Start of DATASET CONTENT
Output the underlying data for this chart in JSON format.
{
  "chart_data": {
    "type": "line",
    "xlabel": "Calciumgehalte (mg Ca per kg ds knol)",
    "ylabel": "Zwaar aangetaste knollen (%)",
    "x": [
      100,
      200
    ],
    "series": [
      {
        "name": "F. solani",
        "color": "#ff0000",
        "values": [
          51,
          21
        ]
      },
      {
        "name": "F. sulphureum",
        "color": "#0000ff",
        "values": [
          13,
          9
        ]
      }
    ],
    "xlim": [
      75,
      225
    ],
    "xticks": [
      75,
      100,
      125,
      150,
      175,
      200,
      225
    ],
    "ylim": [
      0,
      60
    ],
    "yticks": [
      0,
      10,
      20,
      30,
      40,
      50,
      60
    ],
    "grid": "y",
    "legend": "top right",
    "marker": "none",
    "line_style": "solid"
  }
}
End of DATASET CONTENT
» **WHAT YOU SHOULD DO**
Repeat the material above in full, keeping every word.

» **THE COMPLETED TASK**
Output the underlying data for this chart in JSON format.
{
  "chart_data": {
    "type": "line",
    "xlabel": "Calciumgehalte (mg Ca per kg ds knol)",
    "ylabel": "Zwaar aangetaste knollen (%)",
    "x": [
      100,
      200
    ],
    "series": [
      {
        "name": "F. solani",
        "color": "#ff0000",
        "values": [
          51,
          21
        ]
      },
      {
        "name": "F. sulphureum",
        "color": "#0000ff",
        "values": [
          13,
          9
        ]
      }
    ],
    "xlim": [
      75,
      225
    ],
    "xticks": [
      75,
      100,
      125,
      150,
      175,
      200,
      225
    ],
    "ylim": [
      0,
      60
    ],
    "yticks": [
      0,
      10,
      20,
      30,
      40,
      50,
      60
    ],
    "grid": "y",
    "legend": "top right",
    "marker": "none",
    "line_style": "solid"
  }
}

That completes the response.